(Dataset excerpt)
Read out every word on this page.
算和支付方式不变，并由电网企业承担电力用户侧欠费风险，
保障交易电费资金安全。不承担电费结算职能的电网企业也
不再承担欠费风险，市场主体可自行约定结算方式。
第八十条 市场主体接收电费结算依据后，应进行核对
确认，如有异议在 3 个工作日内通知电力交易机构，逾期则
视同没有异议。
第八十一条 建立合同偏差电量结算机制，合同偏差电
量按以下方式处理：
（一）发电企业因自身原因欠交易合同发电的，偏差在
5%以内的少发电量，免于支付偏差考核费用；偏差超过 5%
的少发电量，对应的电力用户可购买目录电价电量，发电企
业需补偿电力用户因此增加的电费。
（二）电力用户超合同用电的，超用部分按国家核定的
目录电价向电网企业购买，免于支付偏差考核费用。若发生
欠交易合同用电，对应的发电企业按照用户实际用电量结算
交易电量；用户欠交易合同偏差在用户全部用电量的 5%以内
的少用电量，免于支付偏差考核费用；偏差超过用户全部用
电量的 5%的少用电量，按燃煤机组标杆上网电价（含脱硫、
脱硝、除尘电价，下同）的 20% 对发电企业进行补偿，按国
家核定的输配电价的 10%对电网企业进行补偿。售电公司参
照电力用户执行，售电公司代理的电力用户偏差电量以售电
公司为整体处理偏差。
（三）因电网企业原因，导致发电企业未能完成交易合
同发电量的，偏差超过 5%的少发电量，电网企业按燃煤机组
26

---

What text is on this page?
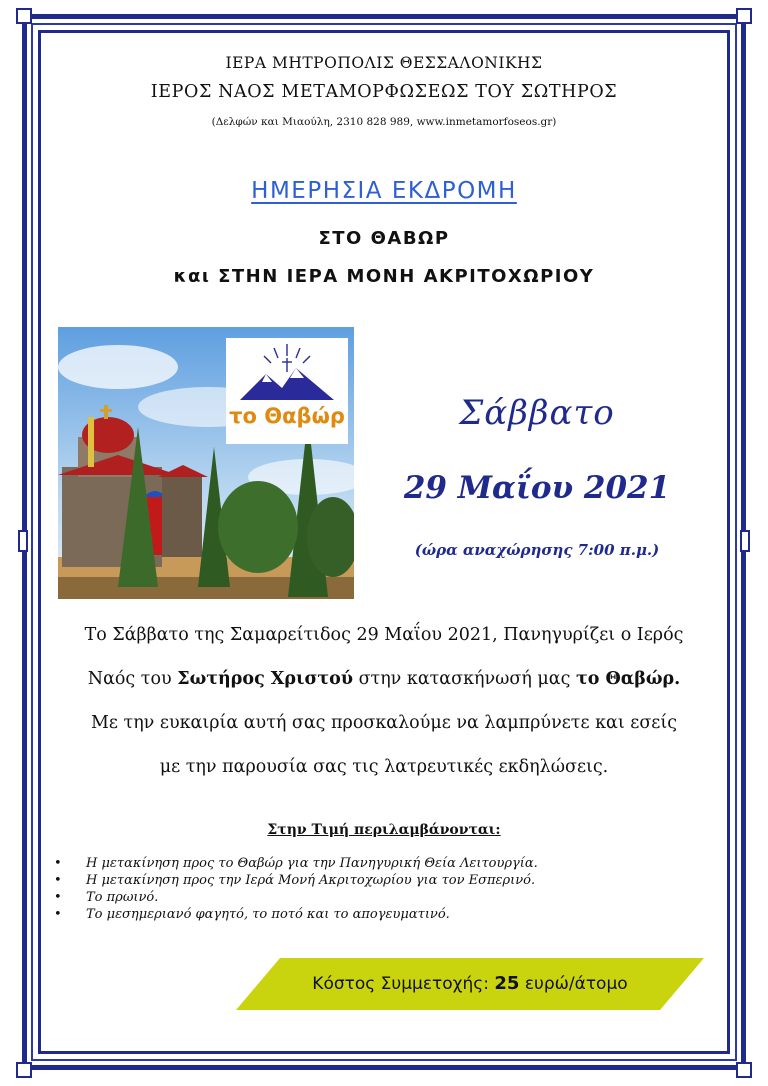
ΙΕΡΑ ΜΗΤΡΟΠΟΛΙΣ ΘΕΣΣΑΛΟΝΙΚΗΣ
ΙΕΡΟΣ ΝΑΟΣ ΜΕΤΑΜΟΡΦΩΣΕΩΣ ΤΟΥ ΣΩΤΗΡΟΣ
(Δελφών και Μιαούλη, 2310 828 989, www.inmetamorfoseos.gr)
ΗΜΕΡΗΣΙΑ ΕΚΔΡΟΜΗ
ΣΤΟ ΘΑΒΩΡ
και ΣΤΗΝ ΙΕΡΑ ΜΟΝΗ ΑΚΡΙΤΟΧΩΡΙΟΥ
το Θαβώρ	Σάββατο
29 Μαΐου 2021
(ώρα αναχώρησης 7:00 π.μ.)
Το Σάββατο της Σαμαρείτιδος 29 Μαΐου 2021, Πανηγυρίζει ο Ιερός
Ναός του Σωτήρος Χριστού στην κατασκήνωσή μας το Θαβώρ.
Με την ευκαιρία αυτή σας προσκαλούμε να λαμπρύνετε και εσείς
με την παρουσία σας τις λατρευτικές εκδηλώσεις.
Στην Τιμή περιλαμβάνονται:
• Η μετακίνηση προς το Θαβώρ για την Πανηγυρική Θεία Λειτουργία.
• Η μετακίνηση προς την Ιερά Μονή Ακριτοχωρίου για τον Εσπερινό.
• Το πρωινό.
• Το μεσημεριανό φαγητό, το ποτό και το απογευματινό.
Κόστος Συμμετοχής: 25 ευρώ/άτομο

...

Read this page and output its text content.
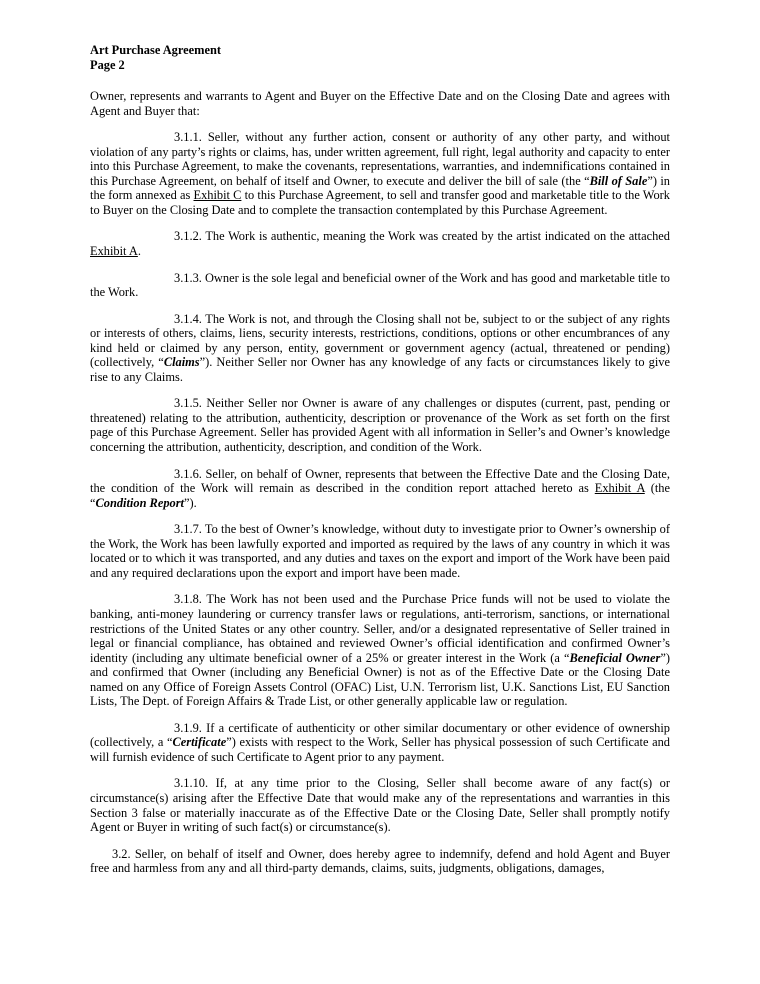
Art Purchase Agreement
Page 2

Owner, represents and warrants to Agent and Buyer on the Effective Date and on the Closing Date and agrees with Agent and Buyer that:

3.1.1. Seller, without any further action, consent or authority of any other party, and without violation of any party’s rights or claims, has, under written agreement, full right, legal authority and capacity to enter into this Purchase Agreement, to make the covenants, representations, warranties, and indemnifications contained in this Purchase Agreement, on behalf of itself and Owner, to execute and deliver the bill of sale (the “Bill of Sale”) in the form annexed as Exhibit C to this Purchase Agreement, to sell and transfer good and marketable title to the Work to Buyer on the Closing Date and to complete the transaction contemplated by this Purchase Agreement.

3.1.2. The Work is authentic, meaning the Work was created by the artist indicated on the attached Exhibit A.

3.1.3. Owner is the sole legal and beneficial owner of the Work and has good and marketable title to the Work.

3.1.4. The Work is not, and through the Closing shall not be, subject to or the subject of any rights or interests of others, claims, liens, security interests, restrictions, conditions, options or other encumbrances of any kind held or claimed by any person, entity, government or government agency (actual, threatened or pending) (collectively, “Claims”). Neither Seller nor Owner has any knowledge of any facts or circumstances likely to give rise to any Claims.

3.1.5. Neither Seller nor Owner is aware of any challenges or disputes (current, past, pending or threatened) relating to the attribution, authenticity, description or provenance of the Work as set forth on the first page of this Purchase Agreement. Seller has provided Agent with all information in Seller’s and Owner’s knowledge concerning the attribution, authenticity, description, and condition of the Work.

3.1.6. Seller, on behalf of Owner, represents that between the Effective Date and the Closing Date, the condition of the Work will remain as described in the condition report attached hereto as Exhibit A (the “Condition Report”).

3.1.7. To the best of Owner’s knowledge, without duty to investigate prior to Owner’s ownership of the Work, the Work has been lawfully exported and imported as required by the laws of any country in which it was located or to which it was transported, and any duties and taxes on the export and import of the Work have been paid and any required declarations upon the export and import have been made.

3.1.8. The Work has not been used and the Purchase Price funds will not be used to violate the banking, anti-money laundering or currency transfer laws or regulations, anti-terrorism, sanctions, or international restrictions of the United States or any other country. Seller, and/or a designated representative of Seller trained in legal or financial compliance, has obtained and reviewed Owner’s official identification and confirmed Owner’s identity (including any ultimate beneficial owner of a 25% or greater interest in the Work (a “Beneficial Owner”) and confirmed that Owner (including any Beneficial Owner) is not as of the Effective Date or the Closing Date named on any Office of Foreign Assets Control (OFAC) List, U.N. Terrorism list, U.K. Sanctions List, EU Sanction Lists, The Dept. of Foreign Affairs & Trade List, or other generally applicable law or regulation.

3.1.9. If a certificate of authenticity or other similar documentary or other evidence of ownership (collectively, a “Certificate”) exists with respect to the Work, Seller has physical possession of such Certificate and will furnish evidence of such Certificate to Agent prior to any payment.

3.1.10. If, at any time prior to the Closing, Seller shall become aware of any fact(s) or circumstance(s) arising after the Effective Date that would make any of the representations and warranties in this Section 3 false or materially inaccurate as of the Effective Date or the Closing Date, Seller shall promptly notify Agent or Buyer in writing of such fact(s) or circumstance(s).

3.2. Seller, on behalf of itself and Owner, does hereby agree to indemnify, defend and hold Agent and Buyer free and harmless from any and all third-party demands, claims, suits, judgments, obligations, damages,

### The request
List each line in the listing that contains the string "Θαβώρ".

### Task result
το Θαβώρ	Σάββατο
Ναός του Σωτήρος Χριστού στην κατασκήνωσή μας το Θαβώρ.
• Η μετακίνηση προς το Θαβώρ για την Πανηγυρική Θεία Λειτουργία.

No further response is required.